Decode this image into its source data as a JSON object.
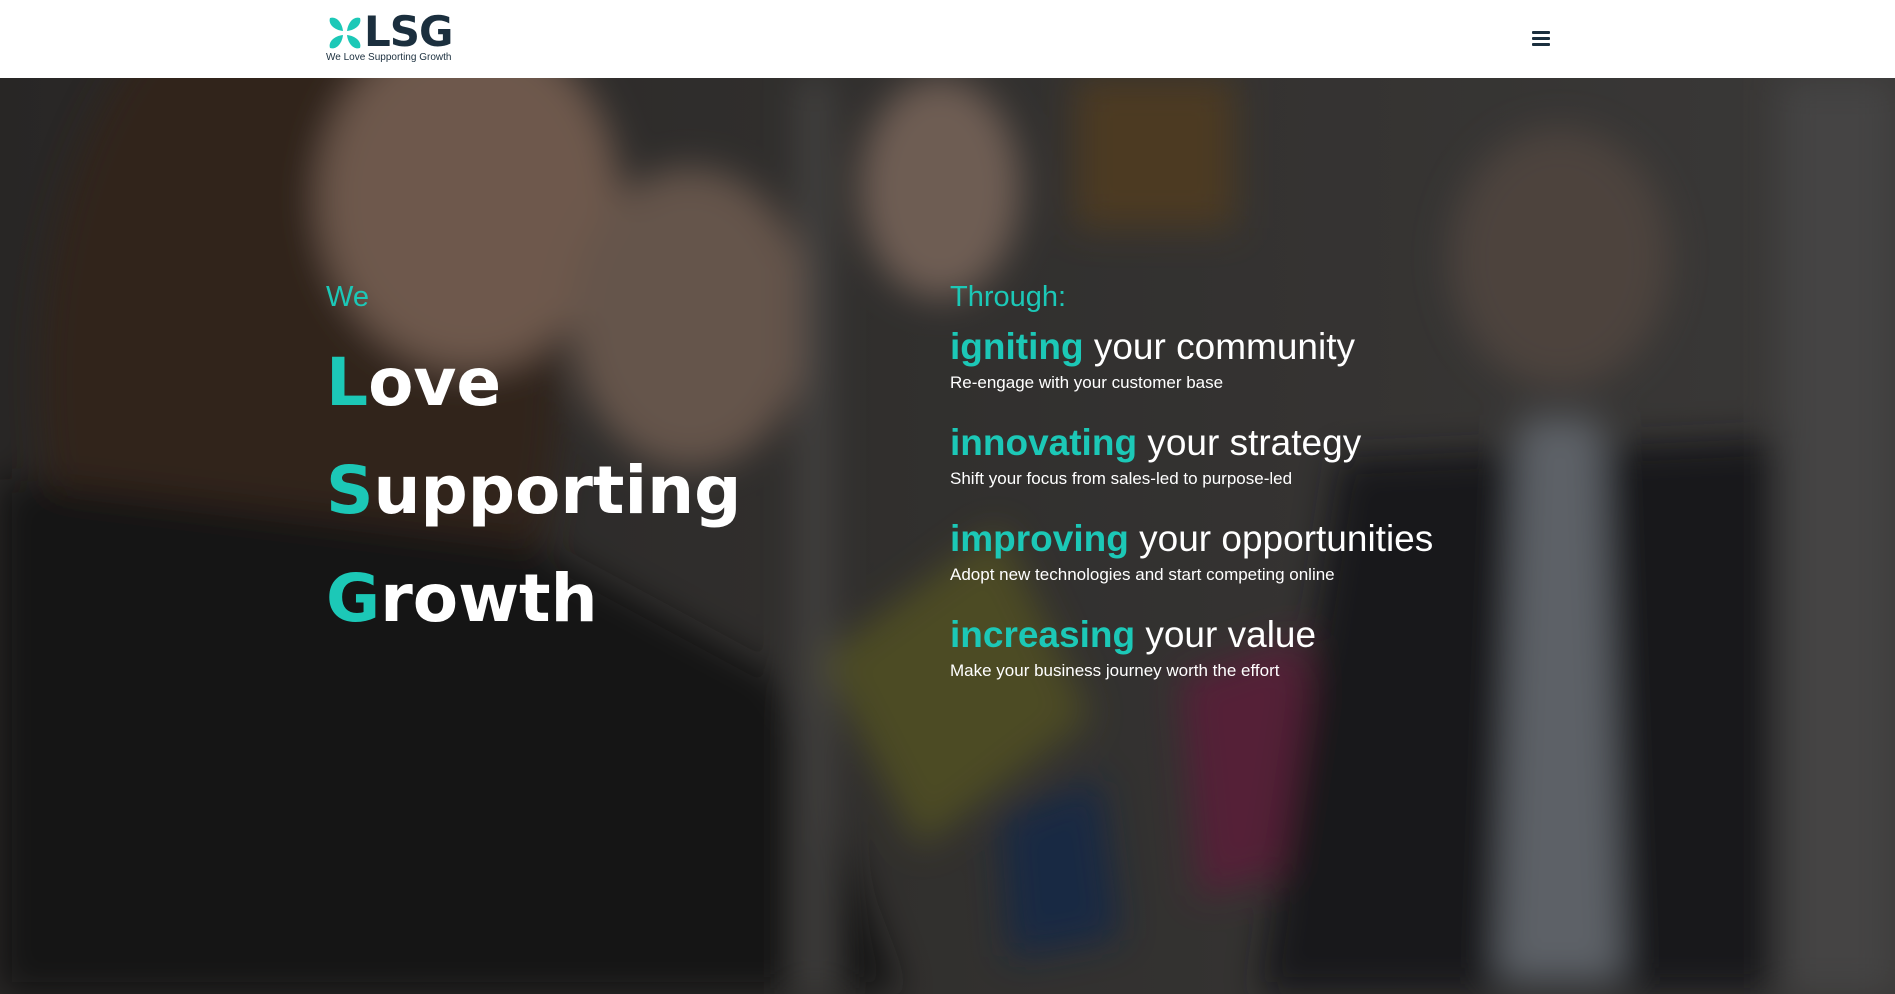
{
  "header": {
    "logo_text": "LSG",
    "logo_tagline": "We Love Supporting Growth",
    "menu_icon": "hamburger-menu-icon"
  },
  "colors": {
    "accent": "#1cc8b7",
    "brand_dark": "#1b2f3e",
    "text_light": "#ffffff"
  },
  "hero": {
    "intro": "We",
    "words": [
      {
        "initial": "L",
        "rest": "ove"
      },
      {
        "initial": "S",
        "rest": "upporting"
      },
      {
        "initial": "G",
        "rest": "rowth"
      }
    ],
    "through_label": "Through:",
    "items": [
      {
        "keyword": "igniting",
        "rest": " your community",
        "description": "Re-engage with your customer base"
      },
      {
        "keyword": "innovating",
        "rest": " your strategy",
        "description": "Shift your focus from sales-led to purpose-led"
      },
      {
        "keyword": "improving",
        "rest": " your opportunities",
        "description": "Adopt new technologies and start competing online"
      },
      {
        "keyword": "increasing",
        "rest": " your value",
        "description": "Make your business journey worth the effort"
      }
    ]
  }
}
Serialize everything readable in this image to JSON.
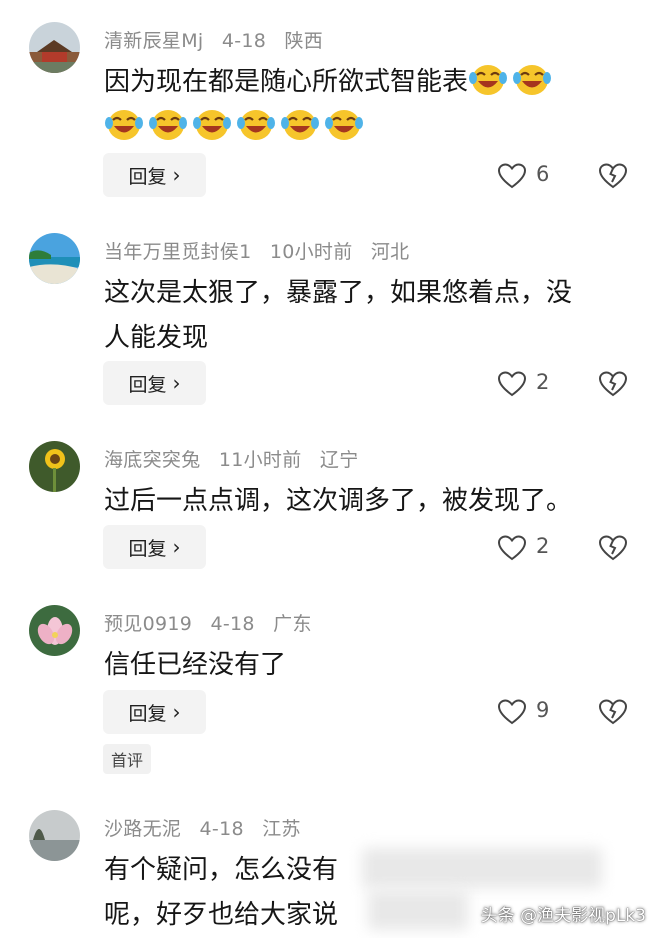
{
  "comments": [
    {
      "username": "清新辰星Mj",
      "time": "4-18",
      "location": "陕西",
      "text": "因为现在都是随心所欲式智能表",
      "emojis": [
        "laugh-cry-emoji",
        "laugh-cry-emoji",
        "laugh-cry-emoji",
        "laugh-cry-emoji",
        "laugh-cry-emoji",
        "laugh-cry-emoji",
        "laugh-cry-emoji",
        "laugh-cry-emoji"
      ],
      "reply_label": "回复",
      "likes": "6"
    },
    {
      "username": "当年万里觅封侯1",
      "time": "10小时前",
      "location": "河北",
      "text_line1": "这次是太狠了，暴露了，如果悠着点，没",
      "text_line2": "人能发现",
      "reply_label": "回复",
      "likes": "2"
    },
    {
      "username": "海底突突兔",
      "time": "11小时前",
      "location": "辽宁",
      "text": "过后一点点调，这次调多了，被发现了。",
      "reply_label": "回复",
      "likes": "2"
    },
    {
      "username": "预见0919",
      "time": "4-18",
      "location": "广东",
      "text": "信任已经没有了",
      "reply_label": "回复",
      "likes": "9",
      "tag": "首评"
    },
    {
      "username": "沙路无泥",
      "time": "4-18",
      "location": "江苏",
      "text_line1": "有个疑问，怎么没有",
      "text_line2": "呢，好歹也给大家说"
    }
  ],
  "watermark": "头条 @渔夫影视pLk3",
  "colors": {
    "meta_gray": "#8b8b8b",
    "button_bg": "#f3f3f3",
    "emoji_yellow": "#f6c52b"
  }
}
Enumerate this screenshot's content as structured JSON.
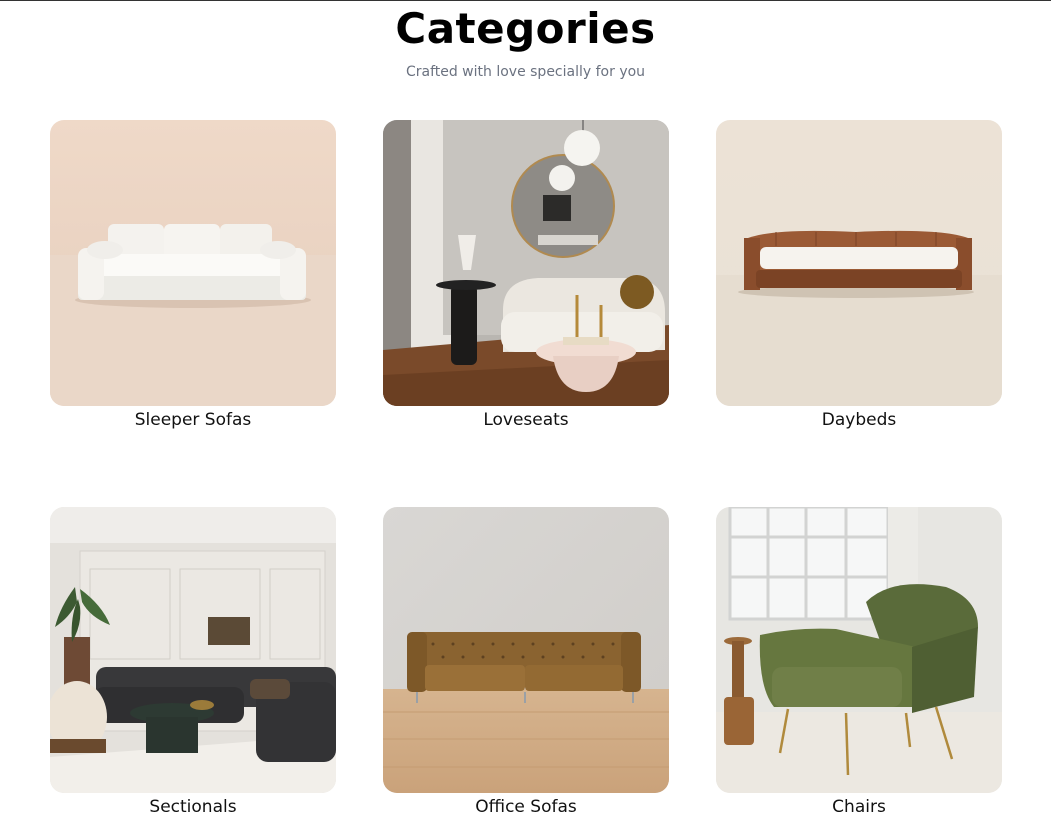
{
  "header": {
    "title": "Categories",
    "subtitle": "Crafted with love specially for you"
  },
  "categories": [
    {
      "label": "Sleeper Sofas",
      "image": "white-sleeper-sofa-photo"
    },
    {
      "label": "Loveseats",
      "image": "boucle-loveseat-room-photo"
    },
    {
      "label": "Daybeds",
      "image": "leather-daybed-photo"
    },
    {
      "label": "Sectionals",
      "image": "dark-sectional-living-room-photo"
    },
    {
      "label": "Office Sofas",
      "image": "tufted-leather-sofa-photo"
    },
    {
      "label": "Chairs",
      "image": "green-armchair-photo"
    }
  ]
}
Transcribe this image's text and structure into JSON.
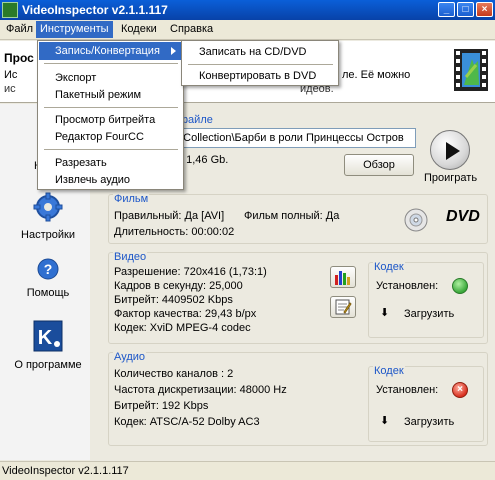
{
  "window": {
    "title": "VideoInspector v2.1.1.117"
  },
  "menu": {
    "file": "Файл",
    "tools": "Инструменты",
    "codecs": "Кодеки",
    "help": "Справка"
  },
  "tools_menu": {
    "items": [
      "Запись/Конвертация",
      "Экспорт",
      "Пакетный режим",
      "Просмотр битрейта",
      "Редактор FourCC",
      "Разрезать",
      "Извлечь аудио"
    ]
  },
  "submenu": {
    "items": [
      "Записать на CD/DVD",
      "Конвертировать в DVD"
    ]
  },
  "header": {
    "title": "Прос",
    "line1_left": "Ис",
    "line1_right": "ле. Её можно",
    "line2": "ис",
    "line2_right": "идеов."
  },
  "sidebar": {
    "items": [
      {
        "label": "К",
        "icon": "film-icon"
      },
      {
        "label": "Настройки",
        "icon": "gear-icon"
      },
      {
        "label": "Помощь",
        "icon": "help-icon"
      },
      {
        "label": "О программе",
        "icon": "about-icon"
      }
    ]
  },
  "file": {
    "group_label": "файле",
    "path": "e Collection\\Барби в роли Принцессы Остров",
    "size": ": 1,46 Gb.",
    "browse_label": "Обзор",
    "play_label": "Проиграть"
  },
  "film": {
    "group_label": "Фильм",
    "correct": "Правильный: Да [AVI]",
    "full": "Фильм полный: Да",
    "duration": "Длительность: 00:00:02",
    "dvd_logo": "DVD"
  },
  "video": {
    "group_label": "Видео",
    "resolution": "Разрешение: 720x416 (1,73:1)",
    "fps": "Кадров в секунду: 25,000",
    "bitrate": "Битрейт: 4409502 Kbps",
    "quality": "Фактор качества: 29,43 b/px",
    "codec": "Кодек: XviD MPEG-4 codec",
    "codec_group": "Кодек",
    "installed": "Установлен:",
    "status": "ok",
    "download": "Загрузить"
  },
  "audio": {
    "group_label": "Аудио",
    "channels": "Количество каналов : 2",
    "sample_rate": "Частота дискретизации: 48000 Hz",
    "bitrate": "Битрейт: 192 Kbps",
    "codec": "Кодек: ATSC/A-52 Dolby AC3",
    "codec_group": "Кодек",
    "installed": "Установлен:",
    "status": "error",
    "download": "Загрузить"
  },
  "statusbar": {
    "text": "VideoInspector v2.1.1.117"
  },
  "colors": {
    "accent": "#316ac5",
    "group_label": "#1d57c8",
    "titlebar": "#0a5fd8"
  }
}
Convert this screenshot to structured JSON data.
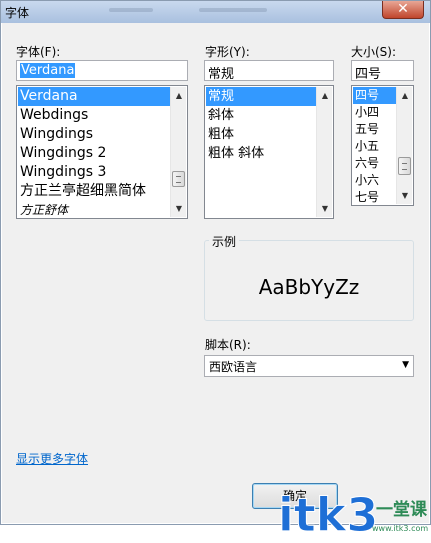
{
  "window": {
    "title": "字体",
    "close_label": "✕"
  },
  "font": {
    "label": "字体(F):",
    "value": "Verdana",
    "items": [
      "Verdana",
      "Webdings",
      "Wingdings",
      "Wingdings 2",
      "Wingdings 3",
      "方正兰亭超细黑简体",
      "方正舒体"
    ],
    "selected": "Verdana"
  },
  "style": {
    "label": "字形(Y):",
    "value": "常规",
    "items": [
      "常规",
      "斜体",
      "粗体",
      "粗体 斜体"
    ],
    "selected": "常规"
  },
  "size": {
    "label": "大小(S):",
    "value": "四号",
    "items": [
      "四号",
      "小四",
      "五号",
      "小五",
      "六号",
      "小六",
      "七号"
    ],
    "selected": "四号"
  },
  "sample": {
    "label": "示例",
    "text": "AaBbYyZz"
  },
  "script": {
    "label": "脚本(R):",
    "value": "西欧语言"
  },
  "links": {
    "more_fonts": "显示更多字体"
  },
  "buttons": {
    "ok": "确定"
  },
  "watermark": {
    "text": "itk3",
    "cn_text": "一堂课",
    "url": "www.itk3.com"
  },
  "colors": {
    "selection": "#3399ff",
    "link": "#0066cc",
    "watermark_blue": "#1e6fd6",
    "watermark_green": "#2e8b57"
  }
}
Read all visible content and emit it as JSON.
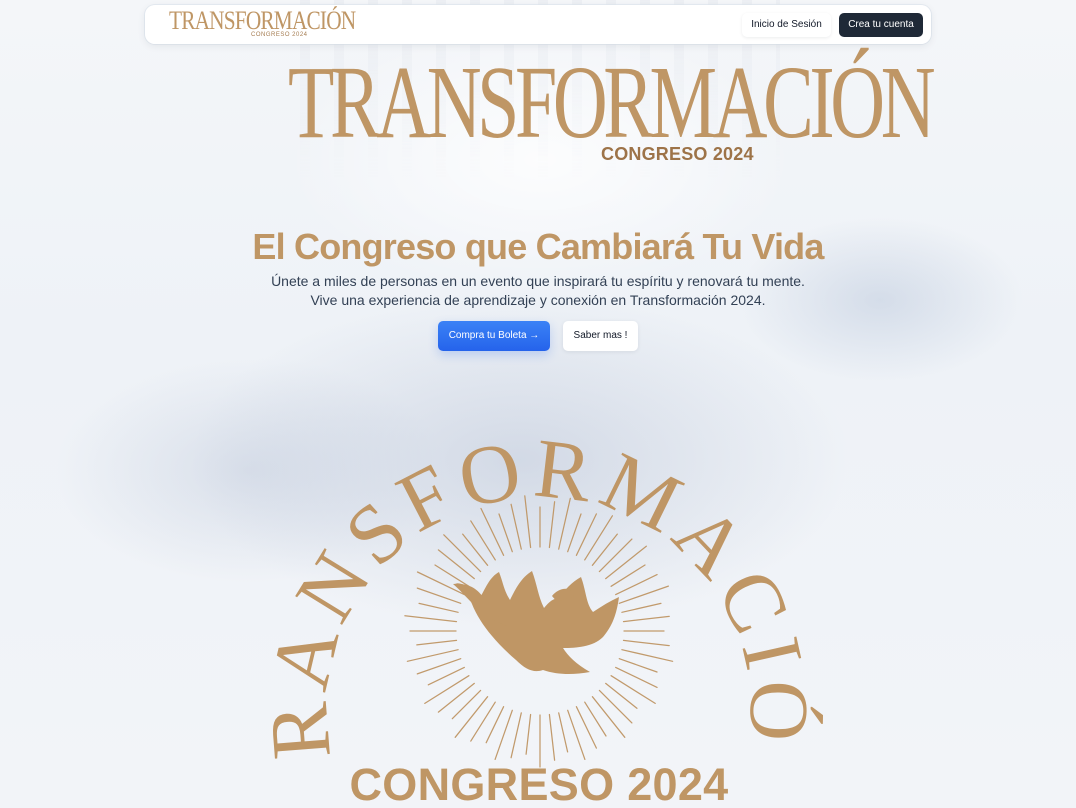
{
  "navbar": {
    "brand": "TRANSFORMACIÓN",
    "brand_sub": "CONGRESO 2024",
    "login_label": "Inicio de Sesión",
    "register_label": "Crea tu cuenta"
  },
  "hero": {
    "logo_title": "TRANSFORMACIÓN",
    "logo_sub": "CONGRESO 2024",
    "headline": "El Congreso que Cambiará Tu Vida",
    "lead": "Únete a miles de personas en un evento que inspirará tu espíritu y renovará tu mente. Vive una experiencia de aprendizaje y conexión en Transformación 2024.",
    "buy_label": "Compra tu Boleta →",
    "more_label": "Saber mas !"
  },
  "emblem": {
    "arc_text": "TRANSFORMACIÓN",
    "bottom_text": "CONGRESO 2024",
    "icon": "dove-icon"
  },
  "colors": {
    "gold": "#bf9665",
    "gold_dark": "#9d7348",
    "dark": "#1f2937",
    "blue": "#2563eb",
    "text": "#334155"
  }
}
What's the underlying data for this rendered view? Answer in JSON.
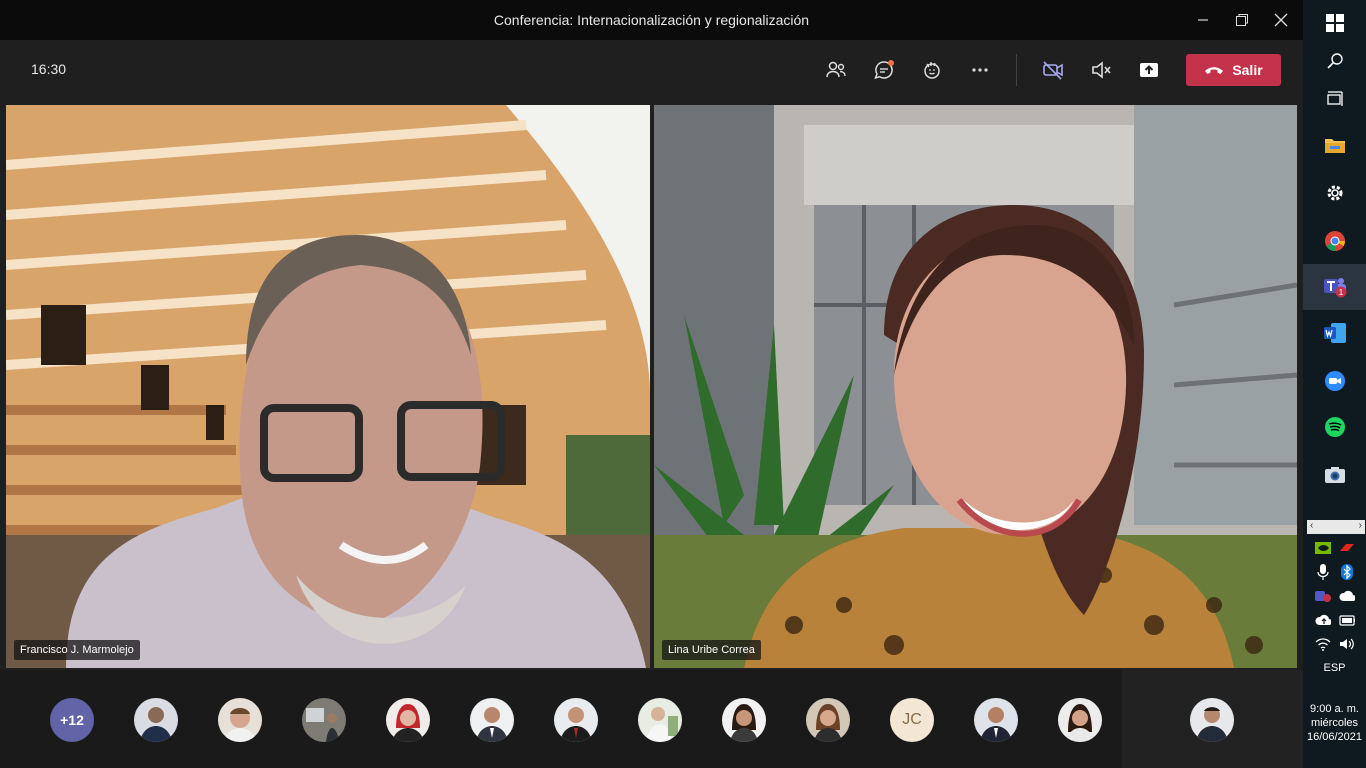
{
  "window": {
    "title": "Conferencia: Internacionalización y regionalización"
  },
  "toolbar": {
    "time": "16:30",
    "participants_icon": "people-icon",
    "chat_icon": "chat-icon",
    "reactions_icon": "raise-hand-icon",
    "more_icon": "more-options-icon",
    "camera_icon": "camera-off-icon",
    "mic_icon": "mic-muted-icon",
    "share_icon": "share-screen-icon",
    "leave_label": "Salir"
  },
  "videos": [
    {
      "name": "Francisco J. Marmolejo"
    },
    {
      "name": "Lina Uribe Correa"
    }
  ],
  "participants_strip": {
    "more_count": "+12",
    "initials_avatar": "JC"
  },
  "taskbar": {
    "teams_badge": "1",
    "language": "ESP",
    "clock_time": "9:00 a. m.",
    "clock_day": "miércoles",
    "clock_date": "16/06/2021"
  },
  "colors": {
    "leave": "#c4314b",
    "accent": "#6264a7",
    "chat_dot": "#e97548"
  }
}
————
[What you will do]
Copy all lines from the listing that contain "content".

[Task output]
Enumerate this screenshot's content as structured JSON.
Read all visible content and emit it as JSON.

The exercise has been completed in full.